Stated exercise: Copy every line, leaving nothing out and adding nothing.

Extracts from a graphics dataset

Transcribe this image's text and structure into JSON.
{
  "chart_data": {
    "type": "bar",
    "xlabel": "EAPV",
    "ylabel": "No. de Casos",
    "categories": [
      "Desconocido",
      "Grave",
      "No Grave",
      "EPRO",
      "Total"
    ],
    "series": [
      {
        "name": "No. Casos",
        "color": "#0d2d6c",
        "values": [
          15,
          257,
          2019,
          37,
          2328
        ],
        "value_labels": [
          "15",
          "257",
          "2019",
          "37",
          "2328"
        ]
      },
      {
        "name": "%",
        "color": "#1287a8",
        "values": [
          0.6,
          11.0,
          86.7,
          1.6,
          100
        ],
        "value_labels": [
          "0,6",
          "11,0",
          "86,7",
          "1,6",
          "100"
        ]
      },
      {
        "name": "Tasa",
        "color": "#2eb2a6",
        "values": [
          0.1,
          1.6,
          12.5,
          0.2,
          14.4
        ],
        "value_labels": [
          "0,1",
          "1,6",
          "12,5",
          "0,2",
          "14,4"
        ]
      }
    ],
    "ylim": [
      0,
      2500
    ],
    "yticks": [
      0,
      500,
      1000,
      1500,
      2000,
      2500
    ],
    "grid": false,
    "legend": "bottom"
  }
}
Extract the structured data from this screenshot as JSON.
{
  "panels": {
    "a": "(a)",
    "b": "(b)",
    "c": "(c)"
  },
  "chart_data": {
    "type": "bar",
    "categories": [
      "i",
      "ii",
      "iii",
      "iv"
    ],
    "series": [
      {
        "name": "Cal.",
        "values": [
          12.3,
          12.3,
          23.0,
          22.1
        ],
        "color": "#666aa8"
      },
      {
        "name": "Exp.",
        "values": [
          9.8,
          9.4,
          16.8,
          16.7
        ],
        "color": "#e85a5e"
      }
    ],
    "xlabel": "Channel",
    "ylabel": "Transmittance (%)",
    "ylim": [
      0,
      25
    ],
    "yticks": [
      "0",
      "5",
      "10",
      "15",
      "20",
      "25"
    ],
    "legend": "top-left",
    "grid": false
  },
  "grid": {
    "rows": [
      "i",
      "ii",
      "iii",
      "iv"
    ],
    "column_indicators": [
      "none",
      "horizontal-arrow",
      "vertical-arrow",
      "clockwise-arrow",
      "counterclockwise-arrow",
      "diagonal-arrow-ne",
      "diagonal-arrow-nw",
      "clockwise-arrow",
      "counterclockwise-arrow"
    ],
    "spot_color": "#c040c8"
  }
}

Reply to the exercise:
Transcribe this image's text and structure into JSON.
{
  "chart_data": {
    "type": "bar",
    "xlabel": "EAPV",
    "ylabel": "No. de Casos",
    "categories": [
      "Desconocido",
      "Grave",
      "No Grave",
      "EPRO",
      "Total"
    ],
    "series": [
      {
        "name": "No. Casos",
        "color": "#0d2d6c",
        "values": [
          15,
          257,
          2019,
          37,
          2328
        ],
        "value_labels": [
          "15",
          "257",
          "2019",
          "37",
          "2328"
        ]
      },
      {
        "name": "%",
        "color": "#1287a8",
        "values": [
          0.6,
          11.0,
          86.7,
          1.6,
          100
        ],
        "value_labels": [
          "0,6",
          "11,0",
          "86,7",
          "1,6",
          "100"
        ]
      },
      {
        "name": "Tasa",
        "color": "#2eb2a6",
        "values": [
          0.1,
          1.6,
          12.5,
          0.2,
          14.4
        ],
        "value_labels": [
          "0,1",
          "1,6",
          "12,5",
          "0,2",
          "14,4"
        ]
      }
    ],
    "ylim": [
      0,
      2500
    ],
    "yticks": [
      0,
      500,
      1000,
      1500,
      2000,
      2500
    ],
    "grid": false,
    "legend": "bottom"
  }
}
Extract the structured data from this screenshot as JSON.
{
  "panels": {
    "a": "(a)",
    "b": "(b)",
    "c": "(c)"
  },
  "chart_data": {
    "type": "bar",
    "categories": [
      "i",
      "ii",
      "iii",
      "iv"
    ],
    "series": [
      {
        "name": "Cal.",
        "values": [
          12.3,
          12.3,
          23.0,
          22.1
        ],
        "color": "#666aa8"
      },
      {
        "name": "Exp.",
        "values": [
          9.8,
          9.4,
          16.8,
          16.7
        ],
        "color": "#e85a5e"
      }
    ],
    "xlabel": "Channel",
    "ylabel": "Transmittance (%)",
    "ylim": [
      0,
      25
    ],
    "yticks": [
      "0",
      "5",
      "10",
      "15",
      "20",
      "25"
    ],
    "legend": "top-left",
    "grid": false
  },
  "grid": {
    "rows": [
      "i",
      "ii",
      "iii",
      "iv"
    ],
    "column_indicators": [
      "none",
      "horizontal-arrow",
      "vertical-arrow",
      "clockwise-arrow",
      "counterclockwise-arrow",
      "diagonal-arrow-ne",
      "diagonal-arrow-nw",
      "clockwise-arrow",
      "counterclockwise-arrow"
    ],
    "spot_color": "#c040c8"
  }
}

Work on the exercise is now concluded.